-- Start Dataset content --

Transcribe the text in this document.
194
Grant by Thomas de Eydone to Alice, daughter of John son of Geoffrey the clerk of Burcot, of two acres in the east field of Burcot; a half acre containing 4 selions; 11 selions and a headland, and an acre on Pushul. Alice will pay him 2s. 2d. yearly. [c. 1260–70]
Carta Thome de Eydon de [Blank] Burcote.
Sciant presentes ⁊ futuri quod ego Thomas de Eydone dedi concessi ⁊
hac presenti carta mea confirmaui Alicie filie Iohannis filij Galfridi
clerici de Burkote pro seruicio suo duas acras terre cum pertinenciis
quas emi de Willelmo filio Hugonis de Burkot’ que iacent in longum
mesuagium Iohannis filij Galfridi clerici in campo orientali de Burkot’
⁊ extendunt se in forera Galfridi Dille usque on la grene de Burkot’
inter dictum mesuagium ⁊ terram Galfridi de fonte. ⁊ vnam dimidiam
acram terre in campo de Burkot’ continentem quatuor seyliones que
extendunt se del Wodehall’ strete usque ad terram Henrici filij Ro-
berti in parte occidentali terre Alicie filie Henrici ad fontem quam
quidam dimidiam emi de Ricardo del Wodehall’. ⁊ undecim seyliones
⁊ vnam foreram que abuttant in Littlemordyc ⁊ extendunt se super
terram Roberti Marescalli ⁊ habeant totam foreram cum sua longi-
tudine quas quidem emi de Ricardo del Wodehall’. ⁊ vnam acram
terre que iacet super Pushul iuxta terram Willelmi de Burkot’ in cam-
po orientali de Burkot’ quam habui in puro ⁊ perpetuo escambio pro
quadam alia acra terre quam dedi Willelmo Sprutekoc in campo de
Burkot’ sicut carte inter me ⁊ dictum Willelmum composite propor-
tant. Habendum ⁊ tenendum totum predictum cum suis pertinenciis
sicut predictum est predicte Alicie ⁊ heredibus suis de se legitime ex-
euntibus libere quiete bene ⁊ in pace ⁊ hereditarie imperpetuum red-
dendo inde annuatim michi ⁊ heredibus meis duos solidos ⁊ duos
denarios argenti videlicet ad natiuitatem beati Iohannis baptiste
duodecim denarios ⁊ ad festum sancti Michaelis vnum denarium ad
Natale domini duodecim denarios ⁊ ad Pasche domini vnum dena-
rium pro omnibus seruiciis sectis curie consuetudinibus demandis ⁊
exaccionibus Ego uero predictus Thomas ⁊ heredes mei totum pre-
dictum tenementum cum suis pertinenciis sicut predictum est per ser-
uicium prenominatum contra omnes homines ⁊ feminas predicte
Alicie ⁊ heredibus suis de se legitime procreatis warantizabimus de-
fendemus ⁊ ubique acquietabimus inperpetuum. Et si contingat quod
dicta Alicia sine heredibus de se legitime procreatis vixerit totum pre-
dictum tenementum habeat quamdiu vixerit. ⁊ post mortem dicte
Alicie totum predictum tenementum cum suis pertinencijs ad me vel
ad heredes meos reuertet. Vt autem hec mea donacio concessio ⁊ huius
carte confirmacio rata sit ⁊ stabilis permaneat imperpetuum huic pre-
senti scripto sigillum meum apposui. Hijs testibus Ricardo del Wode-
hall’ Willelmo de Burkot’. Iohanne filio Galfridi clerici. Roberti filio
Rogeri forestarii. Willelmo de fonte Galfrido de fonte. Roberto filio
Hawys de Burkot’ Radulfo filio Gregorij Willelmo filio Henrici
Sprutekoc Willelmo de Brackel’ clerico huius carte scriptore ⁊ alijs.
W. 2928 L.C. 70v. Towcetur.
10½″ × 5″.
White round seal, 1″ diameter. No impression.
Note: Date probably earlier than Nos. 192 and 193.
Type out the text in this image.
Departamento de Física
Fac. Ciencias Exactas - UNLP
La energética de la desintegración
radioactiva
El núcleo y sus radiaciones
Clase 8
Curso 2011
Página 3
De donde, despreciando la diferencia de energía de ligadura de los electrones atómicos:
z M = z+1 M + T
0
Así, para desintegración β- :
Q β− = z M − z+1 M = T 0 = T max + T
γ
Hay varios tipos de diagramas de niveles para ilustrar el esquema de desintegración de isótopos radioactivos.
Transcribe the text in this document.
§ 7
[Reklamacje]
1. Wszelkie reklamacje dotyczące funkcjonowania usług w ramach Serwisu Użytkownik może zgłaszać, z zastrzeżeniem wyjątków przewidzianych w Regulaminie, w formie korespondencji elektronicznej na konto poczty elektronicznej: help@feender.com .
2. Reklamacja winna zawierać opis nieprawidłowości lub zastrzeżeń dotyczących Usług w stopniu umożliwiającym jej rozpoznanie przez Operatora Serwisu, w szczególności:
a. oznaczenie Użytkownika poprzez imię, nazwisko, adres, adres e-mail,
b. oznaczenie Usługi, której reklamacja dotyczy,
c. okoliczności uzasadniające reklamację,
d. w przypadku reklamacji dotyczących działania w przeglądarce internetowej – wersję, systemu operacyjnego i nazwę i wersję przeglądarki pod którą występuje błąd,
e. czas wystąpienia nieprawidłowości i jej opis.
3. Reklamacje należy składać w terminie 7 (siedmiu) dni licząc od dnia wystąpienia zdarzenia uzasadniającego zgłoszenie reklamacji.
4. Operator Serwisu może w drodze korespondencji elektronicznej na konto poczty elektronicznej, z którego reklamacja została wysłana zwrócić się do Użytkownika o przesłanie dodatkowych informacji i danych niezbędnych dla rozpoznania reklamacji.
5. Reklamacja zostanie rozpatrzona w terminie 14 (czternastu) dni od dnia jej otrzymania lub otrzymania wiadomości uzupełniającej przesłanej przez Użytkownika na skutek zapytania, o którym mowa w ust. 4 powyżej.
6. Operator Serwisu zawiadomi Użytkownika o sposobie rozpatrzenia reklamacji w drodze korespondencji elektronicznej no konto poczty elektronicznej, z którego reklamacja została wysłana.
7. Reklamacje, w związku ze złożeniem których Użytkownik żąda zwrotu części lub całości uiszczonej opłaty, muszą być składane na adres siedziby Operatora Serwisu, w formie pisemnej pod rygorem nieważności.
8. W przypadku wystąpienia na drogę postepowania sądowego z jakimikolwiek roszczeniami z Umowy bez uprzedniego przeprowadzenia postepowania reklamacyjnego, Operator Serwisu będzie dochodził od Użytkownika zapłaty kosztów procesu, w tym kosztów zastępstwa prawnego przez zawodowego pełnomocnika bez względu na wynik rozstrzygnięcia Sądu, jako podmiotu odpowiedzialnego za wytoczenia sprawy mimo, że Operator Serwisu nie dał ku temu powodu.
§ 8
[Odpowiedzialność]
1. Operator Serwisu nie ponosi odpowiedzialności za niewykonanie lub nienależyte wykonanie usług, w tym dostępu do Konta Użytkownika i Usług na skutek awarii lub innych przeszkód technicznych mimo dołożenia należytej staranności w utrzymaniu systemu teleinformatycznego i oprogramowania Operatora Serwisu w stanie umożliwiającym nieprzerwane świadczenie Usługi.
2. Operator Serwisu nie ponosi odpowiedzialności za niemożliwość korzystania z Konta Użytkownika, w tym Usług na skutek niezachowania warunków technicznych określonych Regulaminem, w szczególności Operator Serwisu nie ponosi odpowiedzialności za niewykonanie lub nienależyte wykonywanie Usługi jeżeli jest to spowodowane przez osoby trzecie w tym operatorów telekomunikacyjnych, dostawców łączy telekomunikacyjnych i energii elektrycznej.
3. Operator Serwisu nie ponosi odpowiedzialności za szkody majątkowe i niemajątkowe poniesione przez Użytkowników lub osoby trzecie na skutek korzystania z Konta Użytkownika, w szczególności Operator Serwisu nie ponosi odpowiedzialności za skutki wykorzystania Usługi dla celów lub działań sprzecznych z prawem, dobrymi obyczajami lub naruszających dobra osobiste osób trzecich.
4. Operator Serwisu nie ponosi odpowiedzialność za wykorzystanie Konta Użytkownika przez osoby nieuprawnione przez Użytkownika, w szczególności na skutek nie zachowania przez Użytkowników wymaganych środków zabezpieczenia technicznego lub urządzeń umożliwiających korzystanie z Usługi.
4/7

-- End Dataset content --

Written request:
List all lines holding the string "para".

Output below:
Así, para desintegración β- :
Hay varios tipos de diagramas de niveles para ilustrar el esquema de desintegración de isótopos radioactivos.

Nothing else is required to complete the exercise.